▶ [SET TASK]: Show each line from the listing that includes the word "lake".

▶ [Source records]:
---*---

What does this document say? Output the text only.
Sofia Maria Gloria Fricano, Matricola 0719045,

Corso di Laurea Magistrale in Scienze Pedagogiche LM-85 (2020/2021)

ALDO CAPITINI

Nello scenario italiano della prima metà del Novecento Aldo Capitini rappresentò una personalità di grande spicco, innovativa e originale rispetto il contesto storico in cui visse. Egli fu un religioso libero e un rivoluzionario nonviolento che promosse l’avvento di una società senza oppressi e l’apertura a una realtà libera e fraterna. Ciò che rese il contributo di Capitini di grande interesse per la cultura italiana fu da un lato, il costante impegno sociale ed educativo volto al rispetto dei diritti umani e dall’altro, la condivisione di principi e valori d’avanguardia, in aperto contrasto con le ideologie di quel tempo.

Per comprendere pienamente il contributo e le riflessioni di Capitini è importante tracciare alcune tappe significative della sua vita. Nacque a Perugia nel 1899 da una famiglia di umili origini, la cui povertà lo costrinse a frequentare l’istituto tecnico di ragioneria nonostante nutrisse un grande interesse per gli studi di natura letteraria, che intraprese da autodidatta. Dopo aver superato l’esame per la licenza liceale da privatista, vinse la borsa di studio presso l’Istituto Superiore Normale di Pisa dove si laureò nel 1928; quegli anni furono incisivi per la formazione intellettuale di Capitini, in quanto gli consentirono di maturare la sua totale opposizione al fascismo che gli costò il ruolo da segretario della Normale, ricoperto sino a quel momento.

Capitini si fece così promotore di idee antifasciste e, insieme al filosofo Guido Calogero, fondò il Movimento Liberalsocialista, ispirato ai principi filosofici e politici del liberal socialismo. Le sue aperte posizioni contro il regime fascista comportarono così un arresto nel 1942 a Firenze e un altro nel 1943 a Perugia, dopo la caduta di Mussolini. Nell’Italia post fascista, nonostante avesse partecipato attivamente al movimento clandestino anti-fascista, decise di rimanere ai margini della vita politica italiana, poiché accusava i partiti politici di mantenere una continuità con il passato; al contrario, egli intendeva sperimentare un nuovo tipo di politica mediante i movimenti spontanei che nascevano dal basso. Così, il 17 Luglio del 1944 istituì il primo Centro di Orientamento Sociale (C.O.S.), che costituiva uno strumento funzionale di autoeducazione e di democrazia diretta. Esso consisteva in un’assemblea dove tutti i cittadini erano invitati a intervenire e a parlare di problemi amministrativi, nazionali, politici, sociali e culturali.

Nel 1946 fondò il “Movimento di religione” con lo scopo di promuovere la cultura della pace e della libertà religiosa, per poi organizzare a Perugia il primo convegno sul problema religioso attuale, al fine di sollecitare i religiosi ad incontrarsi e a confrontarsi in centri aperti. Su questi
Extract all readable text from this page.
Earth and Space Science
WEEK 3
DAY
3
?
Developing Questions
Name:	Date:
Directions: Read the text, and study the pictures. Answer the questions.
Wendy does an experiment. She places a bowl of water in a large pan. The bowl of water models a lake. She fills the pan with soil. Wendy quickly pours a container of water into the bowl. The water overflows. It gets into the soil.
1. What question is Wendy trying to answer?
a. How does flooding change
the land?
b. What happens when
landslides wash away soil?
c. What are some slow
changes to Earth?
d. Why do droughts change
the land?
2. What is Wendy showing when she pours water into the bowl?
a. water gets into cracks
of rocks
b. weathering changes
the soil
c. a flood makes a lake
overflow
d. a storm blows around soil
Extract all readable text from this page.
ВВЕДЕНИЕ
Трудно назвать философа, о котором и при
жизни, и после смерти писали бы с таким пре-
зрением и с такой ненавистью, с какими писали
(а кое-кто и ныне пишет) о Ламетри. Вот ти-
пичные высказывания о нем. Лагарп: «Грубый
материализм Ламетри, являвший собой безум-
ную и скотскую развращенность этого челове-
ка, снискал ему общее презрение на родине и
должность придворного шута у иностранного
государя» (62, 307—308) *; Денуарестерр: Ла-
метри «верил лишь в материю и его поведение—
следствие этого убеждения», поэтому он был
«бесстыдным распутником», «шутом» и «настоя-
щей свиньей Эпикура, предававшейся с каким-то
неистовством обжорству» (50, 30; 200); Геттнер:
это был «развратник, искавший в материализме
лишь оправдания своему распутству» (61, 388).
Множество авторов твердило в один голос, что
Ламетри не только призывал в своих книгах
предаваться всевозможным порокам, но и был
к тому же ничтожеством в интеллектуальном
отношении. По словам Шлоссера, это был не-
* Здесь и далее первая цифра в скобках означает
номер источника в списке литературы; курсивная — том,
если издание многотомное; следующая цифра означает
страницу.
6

---*---

▶ [OUTPUT FOR THIS TASK]:
Wendy does an experiment. She places a bowl of water in a large pan. The bowl of water models a lake. She fills the pan with soil. Wendy quickly pours a container of water into the bowl. The water overflows. It gets into the soil.
c. a flood makes a lake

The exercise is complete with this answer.